**Direction:**
Extract each line where the string "targeted" shows up.

──────

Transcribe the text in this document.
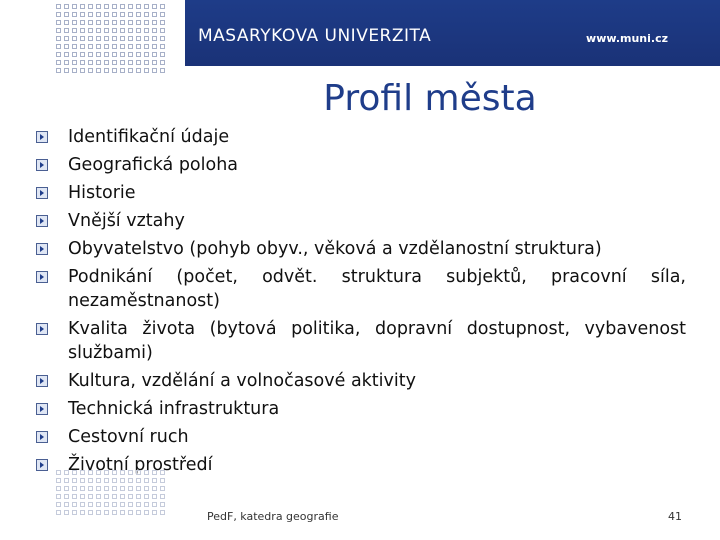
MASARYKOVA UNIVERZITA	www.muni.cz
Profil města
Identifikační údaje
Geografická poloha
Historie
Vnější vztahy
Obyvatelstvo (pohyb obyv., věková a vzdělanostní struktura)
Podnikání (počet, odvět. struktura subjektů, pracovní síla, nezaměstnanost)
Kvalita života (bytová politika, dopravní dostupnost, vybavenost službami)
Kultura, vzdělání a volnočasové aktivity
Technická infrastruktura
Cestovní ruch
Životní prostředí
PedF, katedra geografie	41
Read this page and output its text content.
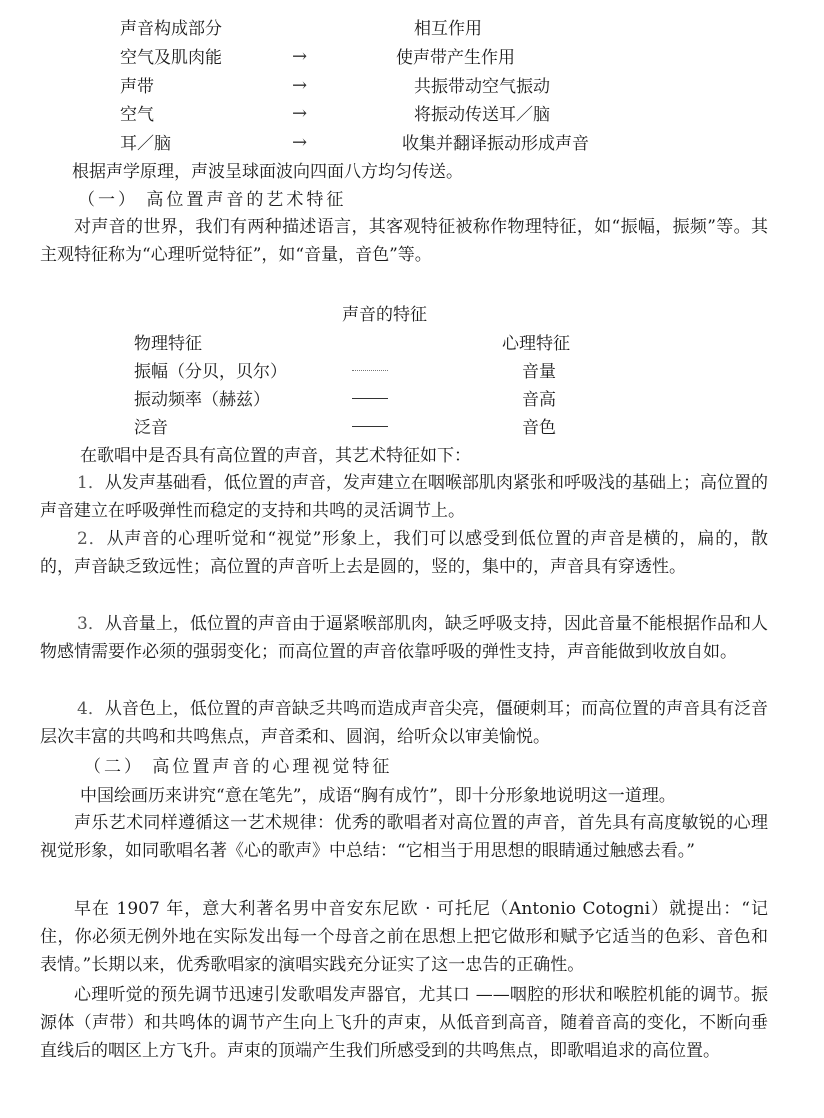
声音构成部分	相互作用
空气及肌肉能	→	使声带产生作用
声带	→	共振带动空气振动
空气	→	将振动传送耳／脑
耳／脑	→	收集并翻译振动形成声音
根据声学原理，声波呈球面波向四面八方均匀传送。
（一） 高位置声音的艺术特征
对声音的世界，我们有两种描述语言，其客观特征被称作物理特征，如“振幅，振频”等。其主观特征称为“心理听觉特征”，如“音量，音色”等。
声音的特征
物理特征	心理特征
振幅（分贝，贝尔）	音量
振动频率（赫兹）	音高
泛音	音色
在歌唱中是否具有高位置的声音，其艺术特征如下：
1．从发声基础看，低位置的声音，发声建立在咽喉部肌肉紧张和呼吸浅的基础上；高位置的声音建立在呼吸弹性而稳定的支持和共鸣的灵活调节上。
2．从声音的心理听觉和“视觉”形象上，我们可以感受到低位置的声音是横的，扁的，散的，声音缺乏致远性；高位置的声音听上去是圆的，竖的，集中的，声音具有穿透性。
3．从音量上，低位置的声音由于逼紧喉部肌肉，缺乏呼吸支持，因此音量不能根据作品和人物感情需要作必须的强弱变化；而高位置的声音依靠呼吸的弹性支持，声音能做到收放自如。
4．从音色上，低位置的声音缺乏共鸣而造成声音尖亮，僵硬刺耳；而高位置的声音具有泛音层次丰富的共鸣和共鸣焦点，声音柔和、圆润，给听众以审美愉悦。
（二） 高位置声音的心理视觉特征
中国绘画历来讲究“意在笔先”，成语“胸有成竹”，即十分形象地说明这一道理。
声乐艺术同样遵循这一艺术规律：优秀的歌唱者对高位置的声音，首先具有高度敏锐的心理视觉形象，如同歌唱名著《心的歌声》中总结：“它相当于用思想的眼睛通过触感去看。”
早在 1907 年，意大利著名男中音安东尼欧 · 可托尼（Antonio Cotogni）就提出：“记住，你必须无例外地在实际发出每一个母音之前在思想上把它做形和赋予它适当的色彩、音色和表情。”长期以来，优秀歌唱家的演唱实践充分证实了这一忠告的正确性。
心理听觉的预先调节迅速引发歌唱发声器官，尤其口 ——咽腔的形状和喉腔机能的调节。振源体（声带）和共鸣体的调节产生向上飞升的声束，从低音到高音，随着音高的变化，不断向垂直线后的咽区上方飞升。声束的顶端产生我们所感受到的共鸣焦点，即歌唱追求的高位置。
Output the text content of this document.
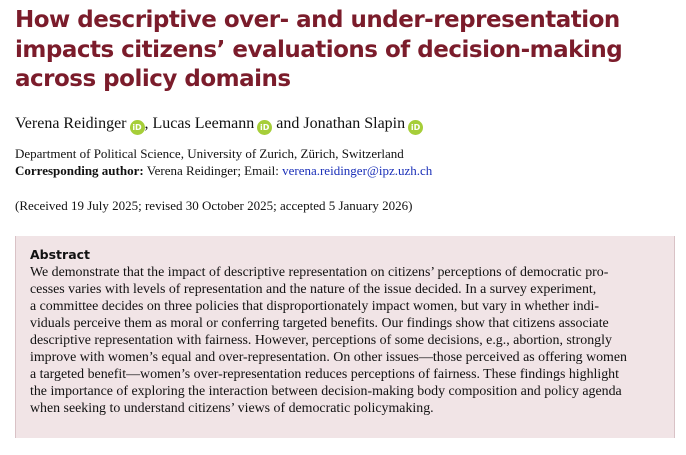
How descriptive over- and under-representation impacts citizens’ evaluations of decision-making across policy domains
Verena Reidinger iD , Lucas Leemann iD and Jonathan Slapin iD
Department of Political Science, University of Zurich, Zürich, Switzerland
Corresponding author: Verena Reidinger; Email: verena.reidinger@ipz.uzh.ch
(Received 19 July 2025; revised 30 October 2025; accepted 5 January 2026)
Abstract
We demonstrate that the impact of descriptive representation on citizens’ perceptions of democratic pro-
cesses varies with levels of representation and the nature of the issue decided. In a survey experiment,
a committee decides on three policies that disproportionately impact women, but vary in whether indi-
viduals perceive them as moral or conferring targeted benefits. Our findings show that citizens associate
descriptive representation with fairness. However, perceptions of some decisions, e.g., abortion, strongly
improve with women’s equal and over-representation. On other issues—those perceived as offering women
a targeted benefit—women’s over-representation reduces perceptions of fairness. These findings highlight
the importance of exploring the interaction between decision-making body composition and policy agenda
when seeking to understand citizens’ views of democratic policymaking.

──────

**Answer to the task:**
viduals perceive them as moral or conferring targeted benefits. Our findings show that citizens associate
a targeted benefit—women’s over-representation reduces perceptions of fairness. These findings highlight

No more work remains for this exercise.